Write every record out again exactly, and keep images out of it.
'''
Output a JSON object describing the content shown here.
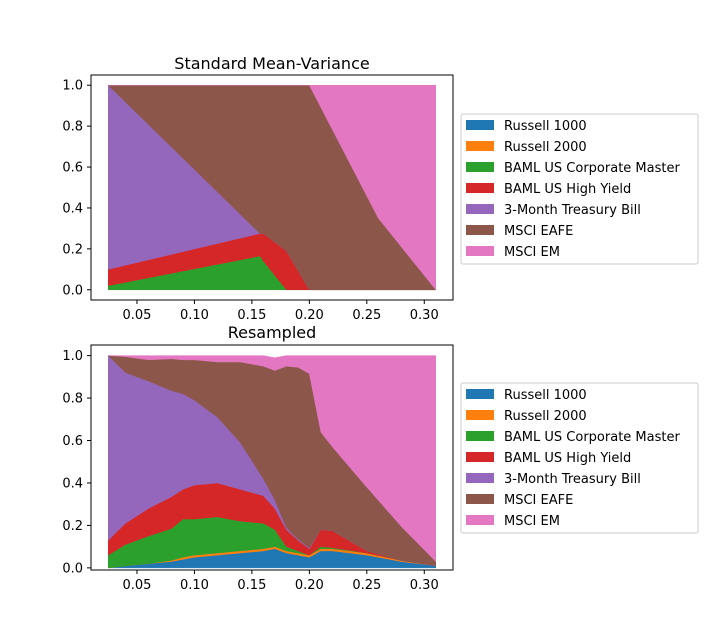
{
  "chart_data": [
    {
      "type": "area",
      "stacked": true,
      "title": "Standard Mean-Variance",
      "xlabel": "",
      "ylabel": "",
      "xlim": [
        0.01,
        0.325
      ],
      "ylim": [
        -0.05,
        1.05
      ],
      "x_ticks": [
        0.05,
        0.1,
        0.15,
        0.2,
        0.25,
        0.3
      ],
      "x_tick_labels": [
        "0.05",
        "0.10",
        "0.15",
        "0.20",
        "0.25",
        "0.30"
      ],
      "y_ticks": [
        0.0,
        0.2,
        0.4,
        0.6,
        0.8,
        1.0
      ],
      "y_tick_labels": [
        "0.0",
        "0.2",
        "0.4",
        "0.6",
        "0.8",
        "1.0"
      ],
      "grid": false,
      "legend_position": "right",
      "x": [
        0.025,
        0.157,
        0.16,
        0.18,
        0.2,
        0.26,
        0.31
      ],
      "series": [
        {
          "name": "Russell 1000",
          "color": "#1f77b4",
          "values": [
            0,
            0,
            0,
            0,
            0,
            0,
            0
          ]
        },
        {
          "name": "Russell 2000",
          "color": "#ff7f0e",
          "values": [
            0,
            0,
            0,
            0,
            0,
            0,
            0
          ]
        },
        {
          "name": "BAML US Corporate Master",
          "color": "#2ca02c",
          "values": [
            0.02,
            0.165,
            0.14,
            0,
            0,
            0,
            0
          ]
        },
        {
          "name": "BAML US High Yield",
          "color": "#d62728",
          "values": [
            0.08,
            0.11,
            0.135,
            0.19,
            0,
            0,
            0
          ]
        },
        {
          "name": "3-Month Treasury Bill",
          "color": "#9467bd",
          "values": [
            0.9,
            0,
            0,
            0,
            0,
            0,
            0
          ]
        },
        {
          "name": "MSCI EAFE",
          "color": "#8c564b",
          "values": [
            0,
            0.725,
            0.725,
            0.81,
            1.0,
            0.35,
            0
          ]
        },
        {
          "name": "MSCI EM",
          "color": "#e377c2",
          "values": [
            0,
            0,
            0,
            0,
            0,
            0.65,
            1.0
          ]
        }
      ]
    },
    {
      "type": "area",
      "stacked": true,
      "title": "Resampled",
      "xlabel": "",
      "ylabel": "",
      "xlim": [
        0.01,
        0.325
      ],
      "ylim": [
        -0.01,
        1.05
      ],
      "x_ticks": [
        0.05,
        0.1,
        0.15,
        0.2,
        0.25,
        0.3
      ],
      "x_tick_labels": [
        "0.05",
        "0.10",
        "0.15",
        "0.20",
        "0.25",
        "0.30"
      ],
      "y_ticks": [
        0.0,
        0.2,
        0.4,
        0.6,
        0.8,
        1.0
      ],
      "y_tick_labels": [
        "0.0",
        "0.2",
        "0.4",
        "0.6",
        "0.8",
        "1.0"
      ],
      "grid": false,
      "legend_position": "right",
      "x": [
        0.025,
        0.04,
        0.06,
        0.08,
        0.09,
        0.1,
        0.12,
        0.14,
        0.16,
        0.17,
        0.18,
        0.19,
        0.2,
        0.21,
        0.22,
        0.25,
        0.28,
        0.31
      ],
      "series": [
        {
          "name": "Russell 1000",
          "color": "#1f77b4",
          "values": [
            0.0,
            0.01,
            0.02,
            0.03,
            0.04,
            0.05,
            0.06,
            0.07,
            0.08,
            0.09,
            0.07,
            0.06,
            0.05,
            0.08,
            0.08,
            0.06,
            0.03,
            0.01
          ]
        },
        {
          "name": "Russell 2000",
          "color": "#ff7f0e",
          "values": [
            0.0,
            0.0,
            0.0,
            0.005,
            0.01,
            0.01,
            0.01,
            0.01,
            0.01,
            0.01,
            0.01,
            0.01,
            0.01,
            0.01,
            0.01,
            0.01,
            0.005,
            0.0
          ]
        },
        {
          "name": "BAML US Corporate Master",
          "color": "#2ca02c",
          "values": [
            0.06,
            0.1,
            0.13,
            0.15,
            0.18,
            0.17,
            0.17,
            0.14,
            0.12,
            0.08,
            0.02,
            0.01,
            0.0,
            0.01,
            0.005,
            0.0,
            0.0,
            0.0
          ]
        },
        {
          "name": "BAML US High Yield",
          "color": "#d62728",
          "values": [
            0.07,
            0.1,
            0.13,
            0.15,
            0.14,
            0.16,
            0.16,
            0.15,
            0.13,
            0.1,
            0.08,
            0.05,
            0.03,
            0.08,
            0.08,
            0.01,
            0.0,
            0.0
          ]
        },
        {
          "name": "3-Month Treasury Bill",
          "color": "#9467bd",
          "values": [
            0.87,
            0.71,
            0.6,
            0.5,
            0.45,
            0.4,
            0.31,
            0.22,
            0.08,
            0.04,
            0.01,
            0.005,
            0.005,
            0.0,
            0.0,
            0.0,
            0.0,
            0.0
          ]
        },
        {
          "name": "MSCI EAFE",
          "color": "#8c564b",
          "values": [
            0.0,
            0.075,
            0.1,
            0.15,
            0.16,
            0.19,
            0.26,
            0.38,
            0.53,
            0.61,
            0.76,
            0.81,
            0.82,
            0.46,
            0.395,
            0.3,
            0.16,
            0.02
          ]
        },
        {
          "name": "MSCI EM",
          "color": "#e377c2",
          "values": [
            0.0,
            0.005,
            0.02,
            0.015,
            0.02,
            0.02,
            0.03,
            0.03,
            0.05,
            0.06,
            0.05,
            0.055,
            0.085,
            0.36,
            0.43,
            0.62,
            0.805,
            0.97
          ]
        }
      ]
    }
  ]
}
'''
• Response to the task:
Output a JSON object describing the content shown here.
{
  "chart_data": [
    {
      "type": "area",
      "stacked": true,
      "title": "Standard Mean-Variance",
      "xlabel": "",
      "ylabel": "",
      "xlim": [
        0.01,
        0.325
      ],
      "ylim": [
        -0.05,
        1.05
      ],
      "x_ticks": [
        0.05,
        0.1,
        0.15,
        0.2,
        0.25,
        0.3
      ],
      "x_tick_labels": [
        "0.05",
        "0.10",
        "0.15",
        "0.20",
        "0.25",
        "0.30"
      ],
      "y_ticks": [
        0.0,
        0.2,
        0.4,
        0.6,
        0.8,
        1.0
      ],
      "y_tick_labels": [
        "0.0",
        "0.2",
        "0.4",
        "0.6",
        "0.8",
        "1.0"
      ],
      "grid": false,
      "legend_position": "right",
      "x": [
        0.025,
        0.157,
        0.16,
        0.18,
        0.2,
        0.26,
        0.31
      ],
      "series": [
        {
          "name": "Russell 1000",
          "color": "#1f77b4",
          "values": [
            0,
            0,
            0,
            0,
            0,
            0,
            0
          ]
        },
        {
          "name": "Russell 2000",
          "color": "#ff7f0e",
          "values": [
            0,
            0,
            0,
            0,
            0,
            0,
            0
          ]
        },
        {
          "name": "BAML US Corporate Master",
          "color": "#2ca02c",
          "values": [
            0.02,
            0.165,
            0.14,
            0,
            0,
            0,
            0
          ]
        },
        {
          "name": "BAML US High Yield",
          "color": "#d62728",
          "values": [
            0.08,
            0.11,
            0.135,
            0.19,
            0,
            0,
            0
          ]
        },
        {
          "name": "3-Month Treasury Bill",
          "color": "#9467bd",
          "values": [
            0.9,
            0,
            0,
            0,
            0,
            0,
            0
          ]
        },
        {
          "name": "MSCI EAFE",
          "color": "#8c564b",
          "values": [
            0,
            0.725,
            0.725,
            0.81,
            1.0,
            0.35,
            0
          ]
        },
        {
          "name": "MSCI EM",
          "color": "#e377c2",
          "values": [
            0,
            0,
            0,
            0,
            0,
            0.65,
            1.0
          ]
        }
      ]
    },
    {
      "type": "area",
      "stacked": true,
      "title": "Resampled",
      "xlabel": "",
      "ylabel": "",
      "xlim": [
        0.01,
        0.325
      ],
      "ylim": [
        -0.01,
        1.05
      ],
      "x_ticks": [
        0.05,
        0.1,
        0.15,
        0.2,
        0.25,
        0.3
      ],
      "x_tick_labels": [
        "0.05",
        "0.10",
        "0.15",
        "0.20",
        "0.25",
        "0.30"
      ],
      "y_ticks": [
        0.0,
        0.2,
        0.4,
        0.6,
        0.8,
        1.0
      ],
      "y_tick_labels": [
        "0.0",
        "0.2",
        "0.4",
        "0.6",
        "0.8",
        "1.0"
      ],
      "grid": false,
      "legend_position": "right",
      "x": [
        0.025,
        0.04,
        0.06,
        0.08,
        0.09,
        0.1,
        0.12,
        0.14,
        0.16,
        0.17,
        0.18,
        0.19,
        0.2,
        0.21,
        0.22,
        0.25,
        0.28,
        0.31
      ],
      "series": [
        {
          "name": "Russell 1000",
          "color": "#1f77b4",
          "values": [
            0.0,
            0.01,
            0.02,
            0.03,
            0.04,
            0.05,
            0.06,
            0.07,
            0.08,
            0.09,
            0.07,
            0.06,
            0.05,
            0.08,
            0.08,
            0.06,
            0.03,
            0.01
          ]
        },
        {
          "name": "Russell 2000",
          "color": "#ff7f0e",
          "values": [
            0.0,
            0.0,
            0.0,
            0.005,
            0.01,
            0.01,
            0.01,
            0.01,
            0.01,
            0.01,
            0.01,
            0.01,
            0.01,
            0.01,
            0.01,
            0.01,
            0.005,
            0.0
          ]
        },
        {
          "name": "BAML US Corporate Master",
          "color": "#2ca02c",
          "values": [
            0.06,
            0.1,
            0.13,
            0.15,
            0.18,
            0.17,
            0.17,
            0.14,
            0.12,
            0.08,
            0.02,
            0.01,
            0.0,
            0.01,
            0.005,
            0.0,
            0.0,
            0.0
          ]
        },
        {
          "name": "BAML US High Yield",
          "color": "#d62728",
          "values": [
            0.07,
            0.1,
            0.13,
            0.15,
            0.14,
            0.16,
            0.16,
            0.15,
            0.13,
            0.1,
            0.08,
            0.05,
            0.03,
            0.08,
            0.08,
            0.01,
            0.0,
            0.0
          ]
        },
        {
          "name": "3-Month Treasury Bill",
          "color": "#9467bd",
          "values": [
            0.87,
            0.71,
            0.6,
            0.5,
            0.45,
            0.4,
            0.31,
            0.22,
            0.08,
            0.04,
            0.01,
            0.005,
            0.005,
            0.0,
            0.0,
            0.0,
            0.0,
            0.0
          ]
        },
        {
          "name": "MSCI EAFE",
          "color": "#8c564b",
          "values": [
            0.0,
            0.075,
            0.1,
            0.15,
            0.16,
            0.19,
            0.26,
            0.38,
            0.53,
            0.61,
            0.76,
            0.81,
            0.82,
            0.46,
            0.395,
            0.3,
            0.16,
            0.02
          ]
        },
        {
          "name": "MSCI EM",
          "color": "#e377c2",
          "values": [
            0.0,
            0.005,
            0.02,
            0.015,
            0.02,
            0.02,
            0.03,
            0.03,
            0.05,
            0.06,
            0.05,
            0.055,
            0.085,
            0.36,
            0.43,
            0.62,
            0.805,
            0.97
          ]
        }
      ]
    }
  ]
}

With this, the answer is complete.